* [DIRECTIONS]: Make an exact copy of all the entries, with the pictures left out.

----------

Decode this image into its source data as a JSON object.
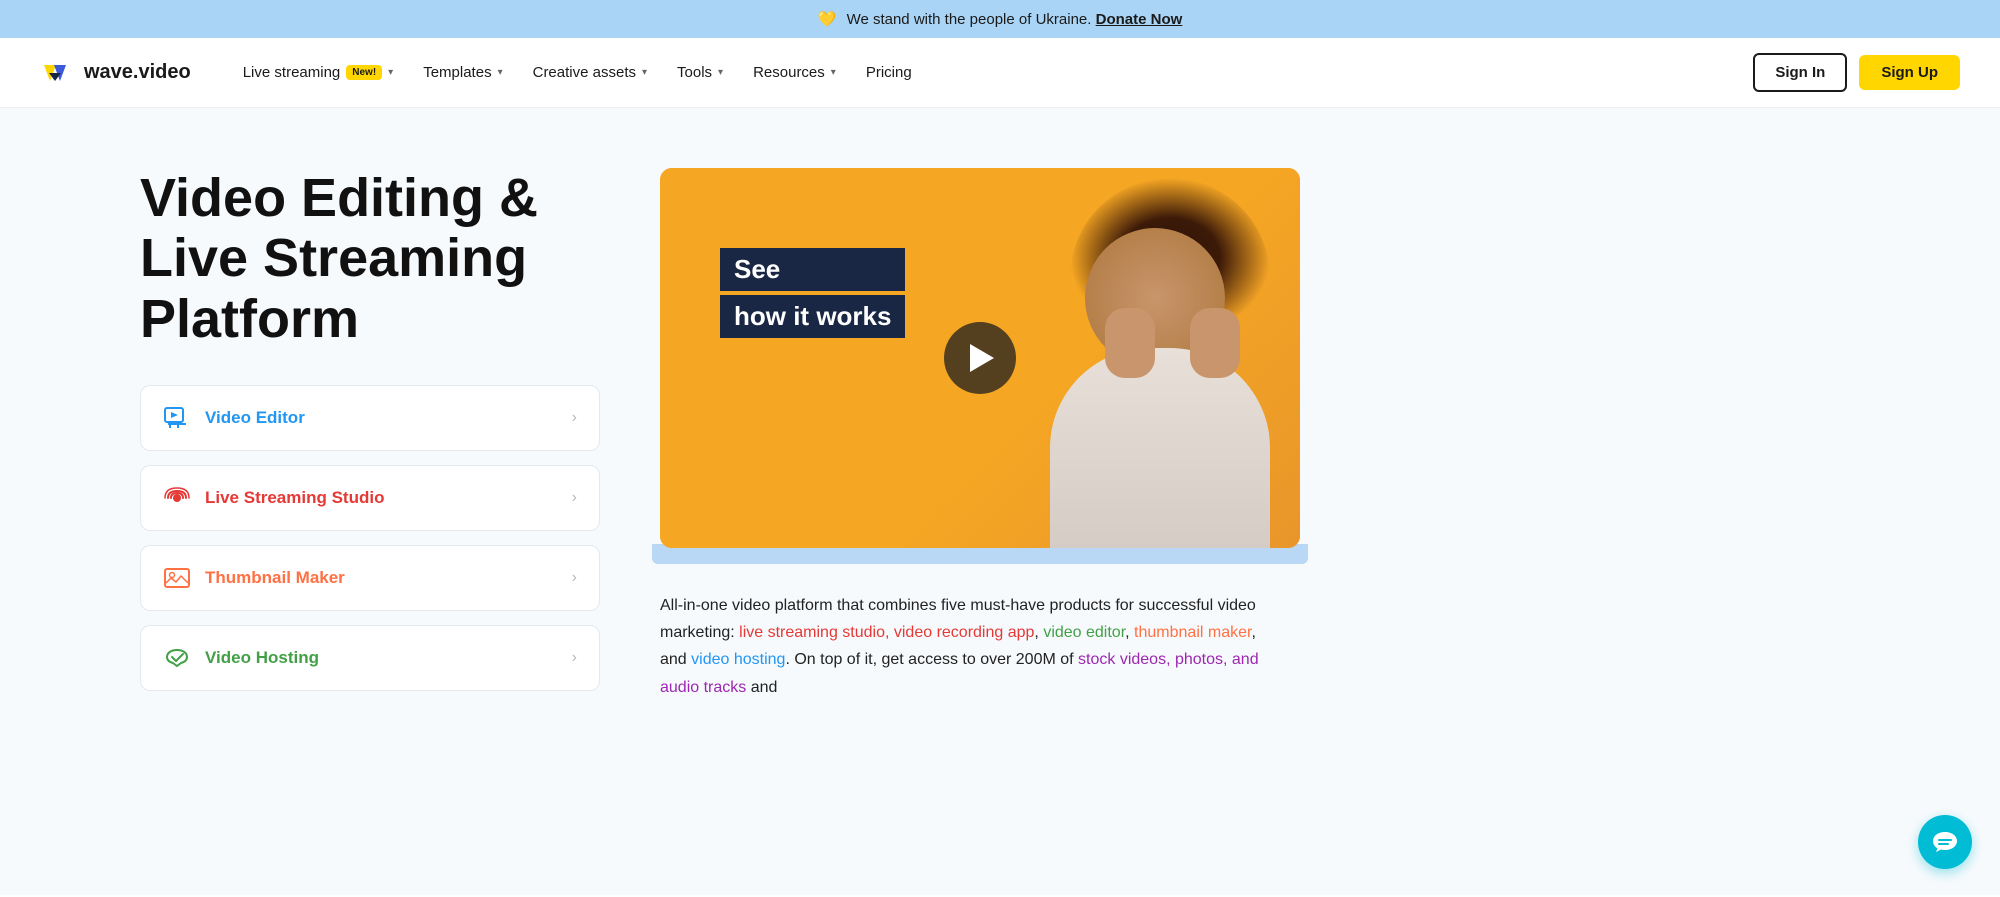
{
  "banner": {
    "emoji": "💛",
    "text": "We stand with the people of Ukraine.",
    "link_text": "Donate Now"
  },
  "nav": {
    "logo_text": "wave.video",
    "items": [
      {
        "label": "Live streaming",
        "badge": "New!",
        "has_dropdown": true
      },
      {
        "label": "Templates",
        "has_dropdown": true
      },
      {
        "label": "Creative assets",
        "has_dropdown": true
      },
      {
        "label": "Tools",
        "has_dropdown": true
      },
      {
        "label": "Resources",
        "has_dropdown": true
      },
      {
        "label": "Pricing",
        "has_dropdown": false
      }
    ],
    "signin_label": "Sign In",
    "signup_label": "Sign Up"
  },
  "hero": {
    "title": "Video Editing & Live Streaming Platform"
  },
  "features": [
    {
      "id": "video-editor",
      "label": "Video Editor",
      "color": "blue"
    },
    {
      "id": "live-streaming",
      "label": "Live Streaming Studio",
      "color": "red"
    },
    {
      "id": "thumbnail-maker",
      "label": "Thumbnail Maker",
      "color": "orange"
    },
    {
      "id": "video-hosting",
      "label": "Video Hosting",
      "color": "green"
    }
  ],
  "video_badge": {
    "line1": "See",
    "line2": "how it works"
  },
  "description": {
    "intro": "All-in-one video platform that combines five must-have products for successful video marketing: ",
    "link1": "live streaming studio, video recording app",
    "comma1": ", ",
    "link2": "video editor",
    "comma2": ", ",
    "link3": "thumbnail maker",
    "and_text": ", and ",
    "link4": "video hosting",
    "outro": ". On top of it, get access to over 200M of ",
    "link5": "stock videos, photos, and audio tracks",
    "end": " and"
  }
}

----------

* [RESPONSE FOR THIS EXERCISE]:
Decode this image into its source data as a JSON object.
{
  "banner": {
    "emoji": "💛",
    "text": "We stand with the people of Ukraine.",
    "link_text": "Donate Now"
  },
  "nav": {
    "logo_text": "wave.video",
    "items": [
      {
        "label": "Live streaming",
        "badge": "New!",
        "has_dropdown": true
      },
      {
        "label": "Templates",
        "has_dropdown": true
      },
      {
        "label": "Creative assets",
        "has_dropdown": true
      },
      {
        "label": "Tools",
        "has_dropdown": true
      },
      {
        "label": "Resources",
        "has_dropdown": true
      },
      {
        "label": "Pricing",
        "has_dropdown": false
      }
    ],
    "signin_label": "Sign In",
    "signup_label": "Sign Up"
  },
  "hero": {
    "title": "Video Editing & Live Streaming Platform"
  },
  "features": [
    {
      "id": "video-editor",
      "label": "Video Editor",
      "color": "blue"
    },
    {
      "id": "live-streaming",
      "label": "Live Streaming Studio",
      "color": "red"
    },
    {
      "id": "thumbnail-maker",
      "label": "Thumbnail Maker",
      "color": "orange"
    },
    {
      "id": "video-hosting",
      "label": "Video Hosting",
      "color": "green"
    }
  ],
  "video_badge": {
    "line1": "See",
    "line2": "how it works"
  },
  "description": {
    "intro": "All-in-one video platform that combines five must-have products for successful video marketing: ",
    "link1": "live streaming studio, video recording app",
    "comma1": ", ",
    "link2": "video editor",
    "comma2": ", ",
    "link3": "thumbnail maker",
    "and_text": ", and ",
    "link4": "video hosting",
    "outro": ". On top of it, get access to over 200M of ",
    "link5": "stock videos, photos, and audio tracks",
    "end": " and"
  }
}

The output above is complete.